Data entries:
◆ ◆ ◆ ◆
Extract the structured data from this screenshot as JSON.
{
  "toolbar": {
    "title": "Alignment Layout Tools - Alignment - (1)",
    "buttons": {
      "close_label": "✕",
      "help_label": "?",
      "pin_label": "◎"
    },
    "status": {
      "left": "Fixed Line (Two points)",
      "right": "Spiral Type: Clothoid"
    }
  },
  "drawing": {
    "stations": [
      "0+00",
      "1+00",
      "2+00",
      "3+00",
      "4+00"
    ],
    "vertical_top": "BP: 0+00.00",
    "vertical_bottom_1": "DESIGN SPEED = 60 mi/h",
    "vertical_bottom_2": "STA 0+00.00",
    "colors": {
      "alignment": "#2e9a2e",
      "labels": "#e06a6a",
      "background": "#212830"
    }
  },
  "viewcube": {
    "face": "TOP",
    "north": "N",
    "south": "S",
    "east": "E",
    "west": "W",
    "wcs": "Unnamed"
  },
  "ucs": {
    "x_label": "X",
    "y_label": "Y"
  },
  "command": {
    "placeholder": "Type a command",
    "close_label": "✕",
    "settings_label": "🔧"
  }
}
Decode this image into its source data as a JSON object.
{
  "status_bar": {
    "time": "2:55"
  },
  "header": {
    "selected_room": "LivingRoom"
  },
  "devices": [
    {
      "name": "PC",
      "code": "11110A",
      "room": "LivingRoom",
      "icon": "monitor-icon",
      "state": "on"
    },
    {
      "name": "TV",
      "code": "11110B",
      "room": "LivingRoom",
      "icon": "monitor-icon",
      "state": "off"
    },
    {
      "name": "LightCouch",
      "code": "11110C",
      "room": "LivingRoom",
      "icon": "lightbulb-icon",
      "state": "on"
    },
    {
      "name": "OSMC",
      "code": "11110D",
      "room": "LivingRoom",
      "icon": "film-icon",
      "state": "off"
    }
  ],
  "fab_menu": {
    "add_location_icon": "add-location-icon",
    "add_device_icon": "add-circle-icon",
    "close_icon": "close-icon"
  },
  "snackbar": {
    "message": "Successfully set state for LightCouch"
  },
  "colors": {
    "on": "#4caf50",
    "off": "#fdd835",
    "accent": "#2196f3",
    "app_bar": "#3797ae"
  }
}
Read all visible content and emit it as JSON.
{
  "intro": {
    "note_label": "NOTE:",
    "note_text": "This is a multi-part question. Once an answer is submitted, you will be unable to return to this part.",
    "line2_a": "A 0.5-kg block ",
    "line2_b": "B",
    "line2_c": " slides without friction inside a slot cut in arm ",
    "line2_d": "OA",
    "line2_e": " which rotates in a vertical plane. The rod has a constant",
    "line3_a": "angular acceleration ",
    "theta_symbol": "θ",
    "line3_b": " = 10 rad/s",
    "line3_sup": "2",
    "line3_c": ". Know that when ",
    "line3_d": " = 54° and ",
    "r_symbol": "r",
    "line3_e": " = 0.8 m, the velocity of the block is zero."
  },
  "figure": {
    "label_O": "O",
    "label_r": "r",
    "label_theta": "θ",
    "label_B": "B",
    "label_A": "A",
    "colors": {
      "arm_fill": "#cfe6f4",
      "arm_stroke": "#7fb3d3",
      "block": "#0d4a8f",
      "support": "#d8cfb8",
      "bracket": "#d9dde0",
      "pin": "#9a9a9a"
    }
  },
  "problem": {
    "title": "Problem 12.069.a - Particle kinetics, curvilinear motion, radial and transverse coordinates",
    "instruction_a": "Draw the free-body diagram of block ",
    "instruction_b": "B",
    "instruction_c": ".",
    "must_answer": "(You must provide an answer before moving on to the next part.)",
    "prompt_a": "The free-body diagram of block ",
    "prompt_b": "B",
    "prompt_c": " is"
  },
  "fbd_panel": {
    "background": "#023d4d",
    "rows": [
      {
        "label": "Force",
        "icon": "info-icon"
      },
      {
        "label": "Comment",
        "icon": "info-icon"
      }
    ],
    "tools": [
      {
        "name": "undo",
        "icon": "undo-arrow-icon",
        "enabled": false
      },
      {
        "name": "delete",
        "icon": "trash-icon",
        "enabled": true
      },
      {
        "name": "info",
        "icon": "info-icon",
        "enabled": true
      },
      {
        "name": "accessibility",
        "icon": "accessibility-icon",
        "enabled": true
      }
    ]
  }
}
◆ ◆ ◆ ◆
Above are the records; copy every line in them that holds the word "command".

### Response to the exercise
  "command": {
    "placeholder": "Type a command",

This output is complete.